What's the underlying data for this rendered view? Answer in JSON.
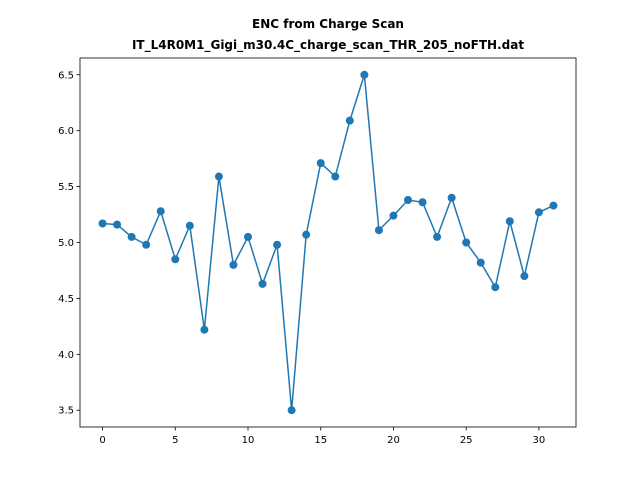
{
  "chart_data": {
    "type": "line",
    "title": "ENC from Charge Scan",
    "subtitle": "IT_L4R0M1_Gigi_m30.4C_charge_scan_THR_205_noFTH.dat",
    "xlabel": "",
    "ylabel": "",
    "xlim": [
      -1.55,
      32.55
    ],
    "ylim": [
      3.35,
      6.65
    ],
    "grid": false,
    "xticks": [
      0,
      5,
      10,
      15,
      20,
      25,
      30
    ],
    "yticks": [
      3.5,
      4.0,
      4.5,
      5.0,
      5.5,
      6.0,
      6.5
    ],
    "xtick_labels": [
      "0",
      "5",
      "10",
      "15",
      "20",
      "25",
      "30"
    ],
    "ytick_labels": [
      "3.5",
      "4.0",
      "4.5",
      "5.0",
      "5.5",
      "6.0",
      "6.5"
    ],
    "series": [
      {
        "color": "#1f77b4",
        "marker": "circle",
        "x": [
          0,
          1,
          2,
          3,
          4,
          5,
          6,
          7,
          8,
          9,
          10,
          11,
          12,
          13,
          14,
          15,
          16,
          17,
          18,
          19,
          20,
          21,
          22,
          23,
          24,
          25,
          26,
          27,
          28,
          29,
          30,
          31
        ],
        "values": [
          5.17,
          5.16,
          5.05,
          4.98,
          5.28,
          4.85,
          5.15,
          4.22,
          5.59,
          4.8,
          5.05,
          4.63,
          4.98,
          3.5,
          5.07,
          5.71,
          5.59,
          6.09,
          6.5,
          5.11,
          5.24,
          5.38,
          5.36,
          5.05,
          5.4,
          5.0,
          4.82,
          4.6,
          5.19,
          4.7,
          5.27,
          5.33
        ]
      }
    ]
  }
}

Problem description. Leave every image out, and retype the material exactly.

Answer to the problem.
What's the underlying data for this rendered view? Answer in JSON.
{
  "chart_data": {
    "type": "line",
    "title": "ENC from Charge Scan",
    "subtitle": "IT_L4R0M1_Gigi_m30.4C_charge_scan_THR_205_noFTH.dat",
    "xlabel": "",
    "ylabel": "",
    "xlim": [
      -1.55,
      32.55
    ],
    "ylim": [
      3.35,
      6.65
    ],
    "grid": false,
    "xticks": [
      0,
      5,
      10,
      15,
      20,
      25,
      30
    ],
    "yticks": [
      3.5,
      4.0,
      4.5,
      5.0,
      5.5,
      6.0,
      6.5
    ],
    "xtick_labels": [
      "0",
      "5",
      "10",
      "15",
      "20",
      "25",
      "30"
    ],
    "ytick_labels": [
      "3.5",
      "4.0",
      "4.5",
      "5.0",
      "5.5",
      "6.0",
      "6.5"
    ],
    "series": [
      {
        "color": "#1f77b4",
        "marker": "circle",
        "x": [
          0,
          1,
          2,
          3,
          4,
          5,
          6,
          7,
          8,
          9,
          10,
          11,
          12,
          13,
          14,
          15,
          16,
          17,
          18,
          19,
          20,
          21,
          22,
          23,
          24,
          25,
          26,
          27,
          28,
          29,
          30,
          31
        ],
        "values": [
          5.17,
          5.16,
          5.05,
          4.98,
          5.28,
          4.85,
          5.15,
          4.22,
          5.59,
          4.8,
          5.05,
          4.63,
          4.98,
          3.5,
          5.07,
          5.71,
          5.59,
          6.09,
          6.5,
          5.11,
          5.24,
          5.38,
          5.36,
          5.05,
          5.4,
          5.0,
          4.82,
          4.6,
          5.19,
          4.7,
          5.27,
          5.33
        ]
      }
    ]
  }
}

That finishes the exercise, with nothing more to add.